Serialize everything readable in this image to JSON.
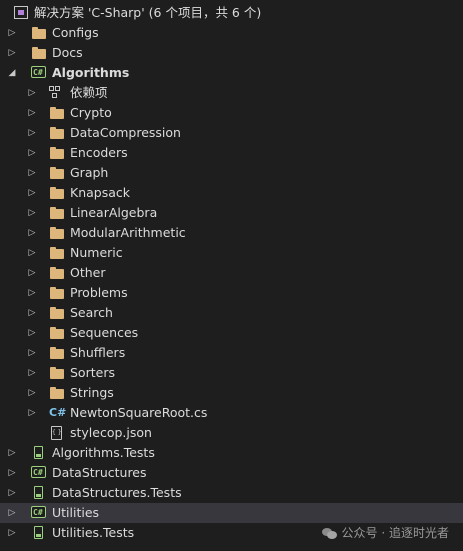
{
  "solution": {
    "label": "解决方案 'C-Sharp' (6 个项目，共 6 个)"
  },
  "tree": {
    "configs": "Configs",
    "docs": "Docs",
    "algorithms": "Algorithms",
    "algorithms_children": {
      "deps": "依赖项",
      "crypto": "Crypto",
      "datacompression": "DataCompression",
      "encoders": "Encoders",
      "graph": "Graph",
      "knapsack": "Knapsack",
      "linearalgebra": "LinearAlgebra",
      "modulararithmetic": "ModularArithmetic",
      "numeric": "Numeric",
      "other": "Other",
      "problems": "Problems",
      "search": "Search",
      "sequences": "Sequences",
      "shufflers": "Shufflers",
      "sorters": "Sorters",
      "strings": "Strings",
      "newtonsquareroot": "NewtonSquareRoot.cs",
      "stylecop": "stylecop.json"
    },
    "algorithms_tests": "Algorithms.Tests",
    "datastructures": "DataStructures",
    "datastructures_tests": "DataStructures.Tests",
    "utilities": "Utilities",
    "utilities_tests": "Utilities.Tests"
  },
  "icons": {
    "project_icon_text": "C#",
    "file_icon_text": "C#",
    "json_icon_text": "{ }"
  },
  "watermark": "公众号 · 追逐时光者",
  "colors": {
    "background": "#1e1e1e",
    "selected_row": "#37373d",
    "folder": "#dcb67a",
    "csharp_project": "#9ad17c",
    "csharp_file": "#7fc3ea"
  }
}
##############################
All of the entries above should be duplicated exactly, except for the pictures.

Serialize everything readable in this image to JSON.
{
  "solution": {
    "label": "解决方案 'C-Sharp' (6 个项目，共 6 个)"
  },
  "tree": {
    "configs": "Configs",
    "docs": "Docs",
    "algorithms": "Algorithms",
    "algorithms_children": {
      "deps": "依赖项",
      "crypto": "Crypto",
      "datacompression": "DataCompression",
      "encoders": "Encoders",
      "graph": "Graph",
      "knapsack": "Knapsack",
      "linearalgebra": "LinearAlgebra",
      "modulararithmetic": "ModularArithmetic",
      "numeric": "Numeric",
      "other": "Other",
      "problems": "Problems",
      "search": "Search",
      "sequences": "Sequences",
      "shufflers": "Shufflers",
      "sorters": "Sorters",
      "strings": "Strings",
      "newtonsquareroot": "NewtonSquareRoot.cs",
      "stylecop": "stylecop.json"
    },
    "algorithms_tests": "Algorithms.Tests",
    "datastructures": "DataStructures",
    "datastructures_tests": "DataStructures.Tests",
    "utilities": "Utilities",
    "utilities_tests": "Utilities.Tests"
  },
  "icons": {
    "project_icon_text": "C#",
    "file_icon_text": "C#",
    "json_icon_text": "{ }"
  },
  "watermark": "公众号 · 追逐时光者",
  "colors": {
    "background": "#1e1e1e",
    "selected_row": "#37373d",
    "folder": "#dcb67a",
    "csharp_project": "#9ad17c",
    "csharp_file": "#7fc3ea"
  }
}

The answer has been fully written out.